▶ _What is needed_: Repeat all the material exactly; pictures stay out of your copy.

──────── Entries provided

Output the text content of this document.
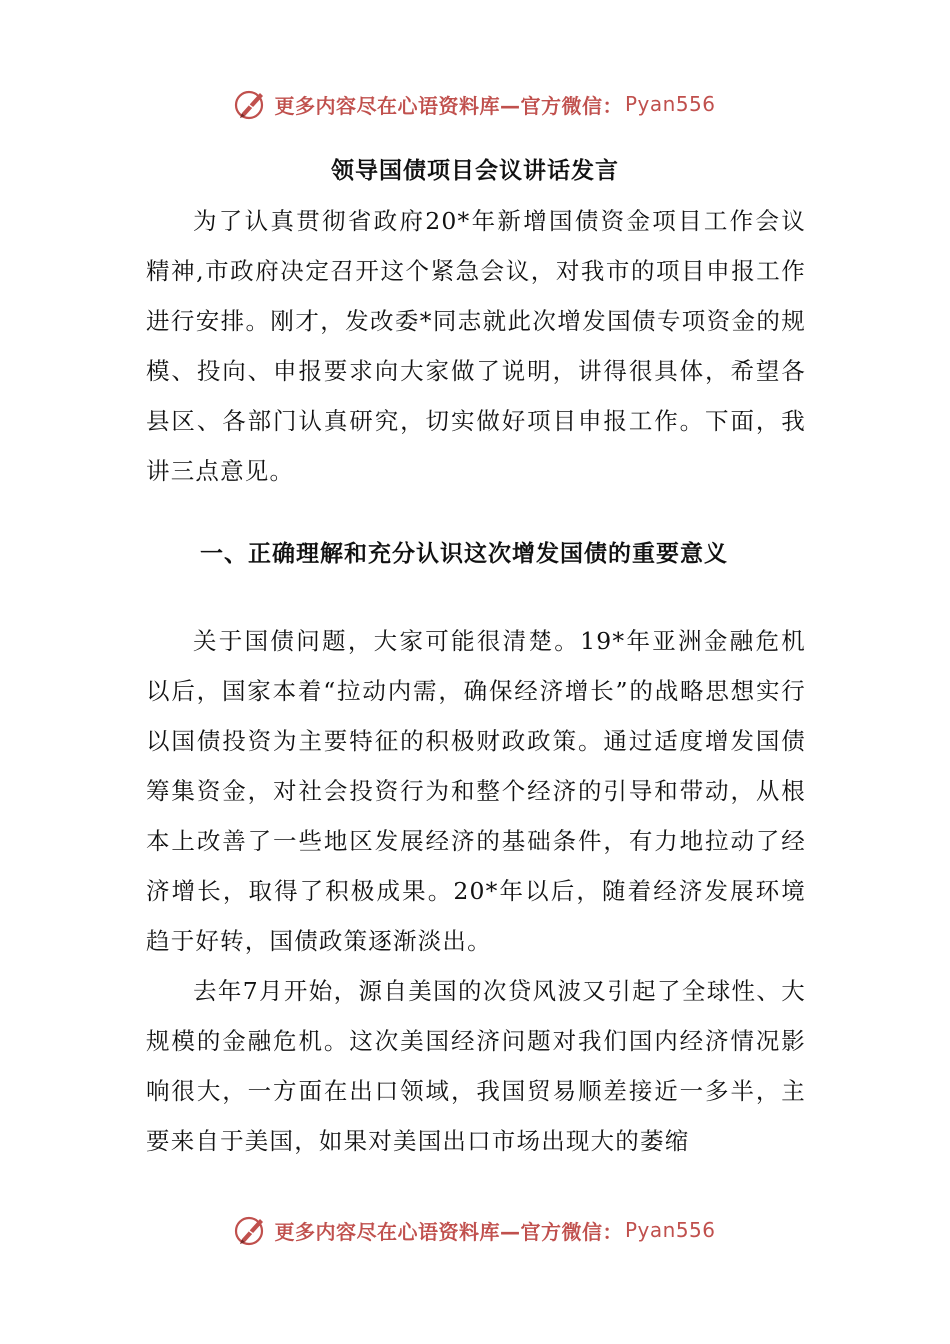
更多内容尽在心语资料库—官方微信： Pyan556
领导国债项目会议讲话发言

为了认真贯彻省政府20*年新增国债资金项目工作会议精神,市政府决定召开这个紧急会议，对我市的项目申报工作进行安排。刚才，发改委*同志就此次增发国债专项资金的规模、投向、申报要求向大家做了说明，讲得很具体，希望各县区、各部门认真研究，切实做好项目申报工作。下面，我讲三点意见。

一、正确理解和充分认识这次增发国债的重要意义

关于国债问题，大家可能很清楚。19*年亚洲金融危机以后，国家本着“拉动内需，确保经济增长”的战略思想实行以国债投资为主要特征的积极财政政策。通过适度增发国债筹集资金，对社会投资行为和整个经济的引导和带动，从根本上改善了一些地区发展经济的基础条件，有力地拉动了经济增长，取得了积极成果。20*年以后，随着经济发展环境趋于好转，国债政策逐渐淡出。

去年7月开始，源自美国的次贷风波又引起了全球性、大规模的金融危机。这次美国经济问题对我们国内经济情况影响很大，一方面在出口领域，我国贸易顺差接近一多半，主要来自于美国，如果对美国出口市场出现大的萎缩

更多内容尽在心语资料库—官方微信： Pyan556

────────────────

▶ _Exercise response_:
Output the text content of this document.
更多内容尽在心语资料库—官方微信： Pyan556
领导国债项目会议讲话发言

为了认真贯彻省政府20*年新增国债资金项目工作会议精神,市政府决定召开这个紧急会议，对我市的项目申报工作进行安排。刚才，发改委*同志就此次增发国债专项资金的规模、投向、申报要求向大家做了说明，讲得很具体，希望各县区、各部门认真研究，切实做好项目申报工作。下面，我讲三点意见。

一、正确理解和充分认识这次增发国债的重要意义

关于国债问题，大家可能很清楚。19*年亚洲金融危机以后，国家本着“拉动内需，确保经济增长”的战略思想实行以国债投资为主要特征的积极财政政策。通过适度增发国债筹集资金，对社会投资行为和整个经济的引导和带动，从根本上改善了一些地区发展经济的基础条件，有力地拉动了经济增长，取得了积极成果。20*年以后，随着经济发展环境趋于好转，国债政策逐渐淡出。

去年7月开始，源自美国的次贷风波又引起了全球性、大规模的金融危机。这次美国经济问题对我们国内经济情况影响很大，一方面在出口领域，我国贸易顺差接近一多半，主要来自于美国，如果对美国出口市场出现大的萎缩

更多内容尽在心语资料库—官方微信： Pyan556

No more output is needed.